Start

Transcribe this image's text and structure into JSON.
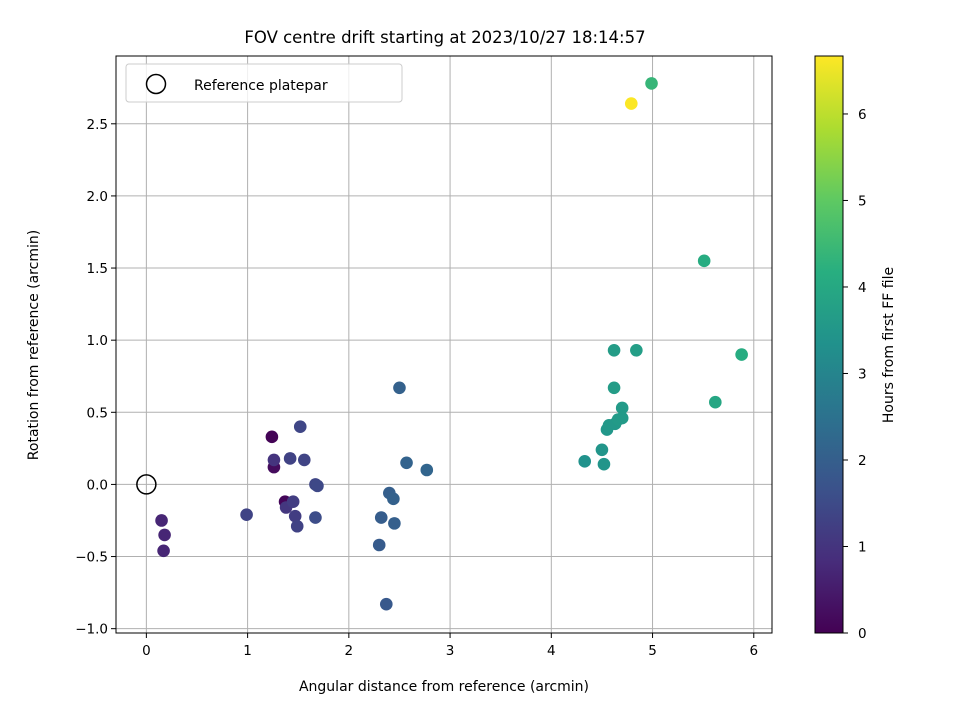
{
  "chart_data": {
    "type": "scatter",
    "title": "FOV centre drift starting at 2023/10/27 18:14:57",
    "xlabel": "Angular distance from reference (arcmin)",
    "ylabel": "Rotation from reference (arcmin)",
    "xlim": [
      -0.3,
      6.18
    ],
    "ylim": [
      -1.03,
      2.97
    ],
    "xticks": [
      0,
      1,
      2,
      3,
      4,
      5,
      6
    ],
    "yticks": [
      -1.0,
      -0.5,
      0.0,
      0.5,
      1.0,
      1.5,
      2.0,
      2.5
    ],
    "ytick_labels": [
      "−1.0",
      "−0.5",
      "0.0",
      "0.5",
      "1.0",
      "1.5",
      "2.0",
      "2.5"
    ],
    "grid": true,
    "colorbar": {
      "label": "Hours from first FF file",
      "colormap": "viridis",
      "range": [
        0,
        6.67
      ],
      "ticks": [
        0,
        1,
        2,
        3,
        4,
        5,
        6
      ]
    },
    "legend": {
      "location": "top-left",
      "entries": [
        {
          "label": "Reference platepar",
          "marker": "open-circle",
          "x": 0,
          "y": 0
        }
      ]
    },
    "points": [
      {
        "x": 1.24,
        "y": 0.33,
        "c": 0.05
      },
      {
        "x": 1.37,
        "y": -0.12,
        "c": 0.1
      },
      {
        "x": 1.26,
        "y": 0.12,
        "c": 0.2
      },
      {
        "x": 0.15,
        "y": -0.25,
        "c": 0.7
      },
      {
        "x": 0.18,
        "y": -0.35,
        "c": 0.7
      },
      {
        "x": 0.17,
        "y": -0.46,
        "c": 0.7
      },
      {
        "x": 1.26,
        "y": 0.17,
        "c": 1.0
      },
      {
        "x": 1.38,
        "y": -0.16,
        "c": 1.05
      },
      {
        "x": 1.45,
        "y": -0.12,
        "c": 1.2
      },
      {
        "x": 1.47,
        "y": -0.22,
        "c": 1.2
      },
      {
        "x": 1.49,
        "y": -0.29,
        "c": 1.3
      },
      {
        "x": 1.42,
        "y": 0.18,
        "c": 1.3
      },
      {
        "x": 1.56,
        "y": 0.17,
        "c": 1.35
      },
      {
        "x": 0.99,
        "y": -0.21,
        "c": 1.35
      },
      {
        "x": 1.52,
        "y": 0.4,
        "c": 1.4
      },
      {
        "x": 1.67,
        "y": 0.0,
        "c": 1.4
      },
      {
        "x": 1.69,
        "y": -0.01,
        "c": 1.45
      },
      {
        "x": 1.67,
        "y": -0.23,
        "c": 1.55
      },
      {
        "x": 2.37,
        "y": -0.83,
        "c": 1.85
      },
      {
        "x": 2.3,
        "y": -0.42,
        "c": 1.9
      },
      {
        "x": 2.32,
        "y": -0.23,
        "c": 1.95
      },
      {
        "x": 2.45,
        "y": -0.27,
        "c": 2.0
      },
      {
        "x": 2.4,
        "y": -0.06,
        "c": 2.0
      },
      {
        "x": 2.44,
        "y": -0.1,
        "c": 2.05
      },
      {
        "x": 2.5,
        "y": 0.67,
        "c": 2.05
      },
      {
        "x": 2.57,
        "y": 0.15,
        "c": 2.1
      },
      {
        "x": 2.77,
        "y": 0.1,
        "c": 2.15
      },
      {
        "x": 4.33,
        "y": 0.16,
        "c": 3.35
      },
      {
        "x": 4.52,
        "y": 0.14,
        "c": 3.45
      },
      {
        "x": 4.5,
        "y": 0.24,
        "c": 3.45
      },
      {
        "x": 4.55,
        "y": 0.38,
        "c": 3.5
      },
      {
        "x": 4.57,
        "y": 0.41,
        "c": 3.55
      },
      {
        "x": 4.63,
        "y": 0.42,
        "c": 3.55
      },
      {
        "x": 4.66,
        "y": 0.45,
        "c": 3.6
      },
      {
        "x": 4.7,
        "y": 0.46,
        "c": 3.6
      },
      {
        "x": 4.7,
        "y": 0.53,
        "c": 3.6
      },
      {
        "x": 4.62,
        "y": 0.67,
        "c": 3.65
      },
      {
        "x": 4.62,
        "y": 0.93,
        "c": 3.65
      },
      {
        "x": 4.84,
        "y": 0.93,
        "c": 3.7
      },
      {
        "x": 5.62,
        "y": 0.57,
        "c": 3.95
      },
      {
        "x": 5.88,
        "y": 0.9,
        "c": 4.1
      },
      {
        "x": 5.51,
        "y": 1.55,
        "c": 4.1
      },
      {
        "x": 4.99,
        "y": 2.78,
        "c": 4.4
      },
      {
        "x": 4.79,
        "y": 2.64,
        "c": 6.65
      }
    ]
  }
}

End

THE TASK: Above are the records; reproduce them exactly and leave out the pictures.

SOLUTION FOR THIS TASK:
Transcribe this image's text and structure into JSON.
{
  "chart_data": {
    "type": "scatter",
    "title": "FOV centre drift starting at 2023/10/27 18:14:57",
    "xlabel": "Angular distance from reference (arcmin)",
    "ylabel": "Rotation from reference (arcmin)",
    "xlim": [
      -0.3,
      6.18
    ],
    "ylim": [
      -1.03,
      2.97
    ],
    "xticks": [
      0,
      1,
      2,
      3,
      4,
      5,
      6
    ],
    "yticks": [
      -1.0,
      -0.5,
      0.0,
      0.5,
      1.0,
      1.5,
      2.0,
      2.5
    ],
    "ytick_labels": [
      "−1.0",
      "−0.5",
      "0.0",
      "0.5",
      "1.0",
      "1.5",
      "2.0",
      "2.5"
    ],
    "grid": true,
    "colorbar": {
      "label": "Hours from first FF file",
      "colormap": "viridis",
      "range": [
        0,
        6.67
      ],
      "ticks": [
        0,
        1,
        2,
        3,
        4,
        5,
        6
      ]
    },
    "legend": {
      "location": "top-left",
      "entries": [
        {
          "label": "Reference platepar",
          "marker": "open-circle",
          "x": 0,
          "y": 0
        }
      ]
    },
    "points": [
      {
        "x": 1.24,
        "y": 0.33,
        "c": 0.05
      },
      {
        "x": 1.37,
        "y": -0.12,
        "c": 0.1
      },
      {
        "x": 1.26,
        "y": 0.12,
        "c": 0.2
      },
      {
        "x": 0.15,
        "y": -0.25,
        "c": 0.7
      },
      {
        "x": 0.18,
        "y": -0.35,
        "c": 0.7
      },
      {
        "x": 0.17,
        "y": -0.46,
        "c": 0.7
      },
      {
        "x": 1.26,
        "y": 0.17,
        "c": 1.0
      },
      {
        "x": 1.38,
        "y": -0.16,
        "c": 1.05
      },
      {
        "x": 1.45,
        "y": -0.12,
        "c": 1.2
      },
      {
        "x": 1.47,
        "y": -0.22,
        "c": 1.2
      },
      {
        "x": 1.49,
        "y": -0.29,
        "c": 1.3
      },
      {
        "x": 1.42,
        "y": 0.18,
        "c": 1.3
      },
      {
        "x": 1.56,
        "y": 0.17,
        "c": 1.35
      },
      {
        "x": 0.99,
        "y": -0.21,
        "c": 1.35
      },
      {
        "x": 1.52,
        "y": 0.4,
        "c": 1.4
      },
      {
        "x": 1.67,
        "y": 0.0,
        "c": 1.4
      },
      {
        "x": 1.69,
        "y": -0.01,
        "c": 1.45
      },
      {
        "x": 1.67,
        "y": -0.23,
        "c": 1.55
      },
      {
        "x": 2.37,
        "y": -0.83,
        "c": 1.85
      },
      {
        "x": 2.3,
        "y": -0.42,
        "c": 1.9
      },
      {
        "x": 2.32,
        "y": -0.23,
        "c": 1.95
      },
      {
        "x": 2.45,
        "y": -0.27,
        "c": 2.0
      },
      {
        "x": 2.4,
        "y": -0.06,
        "c": 2.0
      },
      {
        "x": 2.44,
        "y": -0.1,
        "c": 2.05
      },
      {
        "x": 2.5,
        "y": 0.67,
        "c": 2.05
      },
      {
        "x": 2.57,
        "y": 0.15,
        "c": 2.1
      },
      {
        "x": 2.77,
        "y": 0.1,
        "c": 2.15
      },
      {
        "x": 4.33,
        "y": 0.16,
        "c": 3.35
      },
      {
        "x": 4.52,
        "y": 0.14,
        "c": 3.45
      },
      {
        "x": 4.5,
        "y": 0.24,
        "c": 3.45
      },
      {
        "x": 4.55,
        "y": 0.38,
        "c": 3.5
      },
      {
        "x": 4.57,
        "y": 0.41,
        "c": 3.55
      },
      {
        "x": 4.63,
        "y": 0.42,
        "c": 3.55
      },
      {
        "x": 4.66,
        "y": 0.45,
        "c": 3.6
      },
      {
        "x": 4.7,
        "y": 0.46,
        "c": 3.6
      },
      {
        "x": 4.7,
        "y": 0.53,
        "c": 3.6
      },
      {
        "x": 4.62,
        "y": 0.67,
        "c": 3.65
      },
      {
        "x": 4.62,
        "y": 0.93,
        "c": 3.65
      },
      {
        "x": 4.84,
        "y": 0.93,
        "c": 3.7
      },
      {
        "x": 5.62,
        "y": 0.57,
        "c": 3.95
      },
      {
        "x": 5.88,
        "y": 0.9,
        "c": 4.1
      },
      {
        "x": 5.51,
        "y": 1.55,
        "c": 4.1
      },
      {
        "x": 4.99,
        "y": 2.78,
        "c": 4.4
      },
      {
        "x": 4.79,
        "y": 2.64,
        "c": 6.65
      }
    ]
  }
}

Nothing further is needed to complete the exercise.